- _GIVEN EXERCISE_: Please list all lines of the material below in which the string "points" occurs.

- _INFORMATION SHOWN_:
#####

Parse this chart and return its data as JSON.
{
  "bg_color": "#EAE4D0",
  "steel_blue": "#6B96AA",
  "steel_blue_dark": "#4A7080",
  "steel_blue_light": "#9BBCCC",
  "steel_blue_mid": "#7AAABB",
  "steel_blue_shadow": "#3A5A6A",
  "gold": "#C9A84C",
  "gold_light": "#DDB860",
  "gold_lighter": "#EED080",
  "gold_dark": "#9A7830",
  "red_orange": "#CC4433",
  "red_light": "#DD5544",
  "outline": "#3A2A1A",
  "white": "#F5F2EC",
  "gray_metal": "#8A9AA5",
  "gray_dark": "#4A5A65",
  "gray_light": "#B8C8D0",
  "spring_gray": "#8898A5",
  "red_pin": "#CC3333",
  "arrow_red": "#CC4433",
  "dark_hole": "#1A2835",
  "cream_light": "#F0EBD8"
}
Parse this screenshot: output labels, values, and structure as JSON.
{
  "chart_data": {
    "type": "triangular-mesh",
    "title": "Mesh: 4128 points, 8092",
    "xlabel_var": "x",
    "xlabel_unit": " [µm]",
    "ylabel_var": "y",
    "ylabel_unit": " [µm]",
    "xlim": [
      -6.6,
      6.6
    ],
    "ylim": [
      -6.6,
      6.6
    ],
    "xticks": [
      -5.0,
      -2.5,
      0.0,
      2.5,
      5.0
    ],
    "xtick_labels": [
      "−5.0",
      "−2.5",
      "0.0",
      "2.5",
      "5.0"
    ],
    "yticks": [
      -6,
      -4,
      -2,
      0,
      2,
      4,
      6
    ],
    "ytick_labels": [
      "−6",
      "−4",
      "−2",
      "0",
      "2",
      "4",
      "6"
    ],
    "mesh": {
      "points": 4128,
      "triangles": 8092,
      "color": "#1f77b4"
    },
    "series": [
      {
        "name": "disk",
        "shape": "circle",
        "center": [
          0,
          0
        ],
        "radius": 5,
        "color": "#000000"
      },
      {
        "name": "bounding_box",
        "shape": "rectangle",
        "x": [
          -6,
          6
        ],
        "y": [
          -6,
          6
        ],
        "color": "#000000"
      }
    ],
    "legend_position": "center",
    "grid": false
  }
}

#####

- _COMPLETE OUTPUT_:
    "title": "Mesh: 4128 points, 8092",
      "points": 4128,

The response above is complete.